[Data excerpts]
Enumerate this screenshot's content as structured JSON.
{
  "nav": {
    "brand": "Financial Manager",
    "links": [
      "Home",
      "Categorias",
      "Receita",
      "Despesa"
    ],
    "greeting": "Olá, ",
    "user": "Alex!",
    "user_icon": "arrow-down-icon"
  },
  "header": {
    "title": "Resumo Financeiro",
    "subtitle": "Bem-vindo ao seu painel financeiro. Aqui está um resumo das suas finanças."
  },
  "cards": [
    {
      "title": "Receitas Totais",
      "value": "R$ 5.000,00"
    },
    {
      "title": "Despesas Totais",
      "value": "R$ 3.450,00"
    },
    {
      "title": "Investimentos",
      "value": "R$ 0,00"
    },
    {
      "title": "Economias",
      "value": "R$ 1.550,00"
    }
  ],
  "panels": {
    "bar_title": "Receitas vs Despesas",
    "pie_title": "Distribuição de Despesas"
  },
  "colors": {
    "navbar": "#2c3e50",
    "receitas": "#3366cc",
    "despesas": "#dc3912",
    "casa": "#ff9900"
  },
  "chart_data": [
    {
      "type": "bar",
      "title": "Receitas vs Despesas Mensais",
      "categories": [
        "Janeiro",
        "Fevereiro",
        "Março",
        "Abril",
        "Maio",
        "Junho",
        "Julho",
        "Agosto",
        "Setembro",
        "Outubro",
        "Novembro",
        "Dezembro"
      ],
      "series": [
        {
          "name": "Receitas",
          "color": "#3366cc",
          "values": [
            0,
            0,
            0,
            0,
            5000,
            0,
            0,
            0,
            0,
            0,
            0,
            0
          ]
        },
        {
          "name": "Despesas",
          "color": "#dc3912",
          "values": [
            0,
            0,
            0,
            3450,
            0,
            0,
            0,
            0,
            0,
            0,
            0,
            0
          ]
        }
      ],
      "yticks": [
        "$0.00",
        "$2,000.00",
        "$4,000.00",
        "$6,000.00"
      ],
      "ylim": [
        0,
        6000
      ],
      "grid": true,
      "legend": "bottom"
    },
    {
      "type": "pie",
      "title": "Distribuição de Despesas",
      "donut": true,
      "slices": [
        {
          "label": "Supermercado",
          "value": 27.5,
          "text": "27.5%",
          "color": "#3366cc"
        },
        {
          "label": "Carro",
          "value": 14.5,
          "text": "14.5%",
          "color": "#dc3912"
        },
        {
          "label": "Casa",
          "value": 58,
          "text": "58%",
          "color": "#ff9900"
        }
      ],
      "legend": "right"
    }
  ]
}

TASK OBJECTIVE | Select and copy every line of the material that holds the string "label".

OUTPUT FOR THIS EXERCISE |
          "label": "Supermercado",
          "label": "Carro",
          "label": "Casa",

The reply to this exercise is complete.